--- Begin RECORDS SUPPLIED ---

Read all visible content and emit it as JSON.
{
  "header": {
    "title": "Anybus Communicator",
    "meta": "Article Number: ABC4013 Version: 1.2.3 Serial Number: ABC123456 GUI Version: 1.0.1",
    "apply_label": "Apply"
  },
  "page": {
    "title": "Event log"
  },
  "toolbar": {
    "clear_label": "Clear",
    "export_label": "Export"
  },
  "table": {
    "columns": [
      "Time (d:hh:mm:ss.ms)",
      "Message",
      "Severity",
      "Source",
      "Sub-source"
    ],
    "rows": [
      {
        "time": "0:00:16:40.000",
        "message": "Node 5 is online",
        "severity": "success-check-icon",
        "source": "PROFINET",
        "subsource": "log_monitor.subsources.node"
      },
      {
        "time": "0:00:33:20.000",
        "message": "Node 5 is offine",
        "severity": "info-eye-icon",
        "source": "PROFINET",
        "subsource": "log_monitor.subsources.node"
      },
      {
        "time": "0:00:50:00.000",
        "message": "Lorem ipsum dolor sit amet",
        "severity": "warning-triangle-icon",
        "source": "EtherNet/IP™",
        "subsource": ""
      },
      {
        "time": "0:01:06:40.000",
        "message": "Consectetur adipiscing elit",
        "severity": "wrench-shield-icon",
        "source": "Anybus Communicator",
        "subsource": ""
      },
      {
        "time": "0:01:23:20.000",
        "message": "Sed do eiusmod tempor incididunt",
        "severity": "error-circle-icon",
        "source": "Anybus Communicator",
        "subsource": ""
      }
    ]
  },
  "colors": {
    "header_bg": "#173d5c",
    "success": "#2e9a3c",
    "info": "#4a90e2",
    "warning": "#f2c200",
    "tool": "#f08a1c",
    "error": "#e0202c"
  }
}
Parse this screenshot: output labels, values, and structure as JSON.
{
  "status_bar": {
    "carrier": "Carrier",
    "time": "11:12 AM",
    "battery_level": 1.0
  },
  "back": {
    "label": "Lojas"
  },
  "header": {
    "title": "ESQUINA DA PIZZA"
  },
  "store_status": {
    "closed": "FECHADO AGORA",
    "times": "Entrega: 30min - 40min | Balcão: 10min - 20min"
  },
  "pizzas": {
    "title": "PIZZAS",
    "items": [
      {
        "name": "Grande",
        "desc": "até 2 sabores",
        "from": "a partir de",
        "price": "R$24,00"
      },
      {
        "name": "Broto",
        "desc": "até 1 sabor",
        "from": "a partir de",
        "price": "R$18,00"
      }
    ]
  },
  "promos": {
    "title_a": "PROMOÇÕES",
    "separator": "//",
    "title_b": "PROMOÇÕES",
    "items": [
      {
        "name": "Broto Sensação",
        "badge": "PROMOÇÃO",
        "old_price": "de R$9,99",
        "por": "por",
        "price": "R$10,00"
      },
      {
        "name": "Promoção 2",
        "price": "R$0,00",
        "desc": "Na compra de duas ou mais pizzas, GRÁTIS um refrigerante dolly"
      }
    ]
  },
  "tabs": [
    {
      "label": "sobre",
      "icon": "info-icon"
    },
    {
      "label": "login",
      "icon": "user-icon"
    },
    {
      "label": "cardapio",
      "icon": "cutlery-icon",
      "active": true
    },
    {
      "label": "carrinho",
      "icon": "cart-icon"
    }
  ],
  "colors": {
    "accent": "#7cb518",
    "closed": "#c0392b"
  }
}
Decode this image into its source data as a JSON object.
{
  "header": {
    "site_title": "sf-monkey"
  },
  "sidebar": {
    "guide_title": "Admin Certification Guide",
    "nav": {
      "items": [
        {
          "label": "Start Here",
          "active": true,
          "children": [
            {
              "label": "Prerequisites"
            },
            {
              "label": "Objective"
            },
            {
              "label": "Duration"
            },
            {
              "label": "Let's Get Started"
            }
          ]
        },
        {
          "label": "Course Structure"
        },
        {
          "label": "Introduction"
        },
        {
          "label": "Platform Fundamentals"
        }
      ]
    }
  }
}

--- End RECORDS SUPPLIED ---

WHAT THIS TASK INVOLVES:
Go through the listing and copy all of it exactly.

EXERCISE SOLUTION:
Read all visible content and emit it as JSON.
{
  "header": {
    "title": "Anybus Communicator",
    "meta": "Article Number: ABC4013 Version: 1.2.3 Serial Number: ABC123456 GUI Version: 1.0.1",
    "apply_label": "Apply"
  },
  "page": {
    "title": "Event log"
  },
  "toolbar": {
    "clear_label": "Clear",
    "export_label": "Export"
  },
  "table": {
    "columns": [
      "Time (d:hh:mm:ss.ms)",
      "Message",
      "Severity",
      "Source",
      "Sub-source"
    ],
    "rows": [
      {
        "time": "0:00:16:40.000",
        "message": "Node 5 is online",
        "severity": "success-check-icon",
        "source": "PROFINET",
        "subsource": "log_monitor.subsources.node"
      },
      {
        "time": "0:00:33:20.000",
        "message": "Node 5 is offine",
        "severity": "info-eye-icon",
        "source": "PROFINET",
        "subsource": "log_monitor.subsources.node"
      },
      {
        "time": "0:00:50:00.000",
        "message": "Lorem ipsum dolor sit amet",
        "severity": "warning-triangle-icon",
        "source": "EtherNet/IP™",
        "subsource": ""
      },
      {
        "time": "0:01:06:40.000",
        "message": "Consectetur adipiscing elit",
        "severity": "wrench-shield-icon",
        "source": "Anybus Communicator",
        "subsource": ""
      },
      {
        "time": "0:01:23:20.000",
        "message": "Sed do eiusmod tempor incididunt",
        "severity": "error-circle-icon",
        "source": "Anybus Communicator",
        "subsource": ""
      }
    ]
  },
  "colors": {
    "header_bg": "#173d5c",
    "success": "#2e9a3c",
    "info": "#4a90e2",
    "warning": "#f2c200",
    "tool": "#f08a1c",
    "error": "#e0202c"
  }
}
Parse this screenshot: output labels, values, and structure as JSON.
{
  "status_bar": {
    "carrier": "Carrier",
    "time": "11:12 AM",
    "battery_level": 1.0
  },
  "back": {
    "label": "Lojas"
  },
  "header": {
    "title": "ESQUINA DA PIZZA"
  },
  "store_status": {
    "closed": "FECHADO AGORA",
    "times": "Entrega: 30min - 40min | Balcão: 10min - 20min"
  },
  "pizzas": {
    "title": "PIZZAS",
    "items": [
      {
        "name": "Grande",
        "desc": "até 2 sabores",
        "from": "a partir de",
        "price": "R$24,00"
      },
      {
        "name": "Broto",
        "desc": "até 1 sabor",
        "from": "a partir de",
        "price": "R$18,00"
      }
    ]
  },
  "promos": {
    "title_a": "PROMOÇÕES",
    "separator": "//",
    "title_b": "PROMOÇÕES",
    "items": [
      {
        "name": "Broto Sensação",
        "badge": "PROMOÇÃO",
        "old_price": "de R$9,99",
        "por": "por",
        "price": "R$10,00"
      },
      {
        "name": "Promoção 2",
        "price": "R$0,00",
        "desc": "Na compra de duas ou mais pizzas, GRÁTIS um refrigerante dolly"
      }
    ]
  },
  "tabs": [
    {
      "label": "sobre",
      "icon": "info-icon"
    },
    {
      "label": "login",
      "icon": "user-icon"
    },
    {
      "label": "cardapio",
      "icon": "cutlery-icon",
      "active": true
    },
    {
      "label": "carrinho",
      "icon": "cart-icon"
    }
  ],
  "colors": {
    "accent": "#7cb518",
    "closed": "#c0392b"
  }
}
Decode this image into its source data as a JSON object.
{
  "header": {
    "site_title": "sf-monkey"
  },
  "sidebar": {
    "guide_title": "Admin Certification Guide",
    "nav": {
      "items": [
        {
          "label": "Start Here",
          "active": true,
          "children": [
            {
              "label": "Prerequisites"
            },
            {
              "label": "Objective"
            },
            {
              "label": "Duration"
            },
            {
              "label": "Let's Get Started"
            }
          ]
        },
        {
          "label": "Course Structure"
        },
        {
          "label": "Introduction"
        },
        {
          "label": "Platform Fundamentals"
        }
      ]
    }
  }
}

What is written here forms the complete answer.